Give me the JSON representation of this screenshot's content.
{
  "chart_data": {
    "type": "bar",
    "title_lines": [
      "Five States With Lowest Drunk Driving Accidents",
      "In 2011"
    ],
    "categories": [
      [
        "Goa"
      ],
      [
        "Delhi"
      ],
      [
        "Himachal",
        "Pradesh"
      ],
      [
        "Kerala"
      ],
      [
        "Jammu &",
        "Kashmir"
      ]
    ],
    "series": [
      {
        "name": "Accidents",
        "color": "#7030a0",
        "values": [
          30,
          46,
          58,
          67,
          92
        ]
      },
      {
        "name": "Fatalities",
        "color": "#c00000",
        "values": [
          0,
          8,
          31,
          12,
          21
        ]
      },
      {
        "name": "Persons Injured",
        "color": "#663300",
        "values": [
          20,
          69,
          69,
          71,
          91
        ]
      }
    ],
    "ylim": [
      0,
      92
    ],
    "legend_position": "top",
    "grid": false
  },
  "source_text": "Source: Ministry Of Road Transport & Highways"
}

→ **Written exercise**
Output the records exactly, including every line.

→ **Solution for this problem**
Give me the JSON representation of this screenshot's content.
{
  "chart_data": {
    "type": "bar",
    "title_lines": [
      "Five States With Lowest Drunk Driving Accidents",
      "In 2011"
    ],
    "categories": [
      [
        "Goa"
      ],
      [
        "Delhi"
      ],
      [
        "Himachal",
        "Pradesh"
      ],
      [
        "Kerala"
      ],
      [
        "Jammu &",
        "Kashmir"
      ]
    ],
    "series": [
      {
        "name": "Accidents",
        "color": "#7030a0",
        "values": [
          30,
          46,
          58,
          67,
          92
        ]
      },
      {
        "name": "Fatalities",
        "color": "#c00000",
        "values": [
          0,
          8,
          31,
          12,
          21
        ]
      },
      {
        "name": "Persons Injured",
        "color": "#663300",
        "values": [
          20,
          69,
          69,
          71,
          91
        ]
      }
    ],
    "ylim": [
      0,
      92
    ],
    "legend_position": "top",
    "grid": false
  },
  "source_text": "Source: Ministry Of Road Transport & Highways"
}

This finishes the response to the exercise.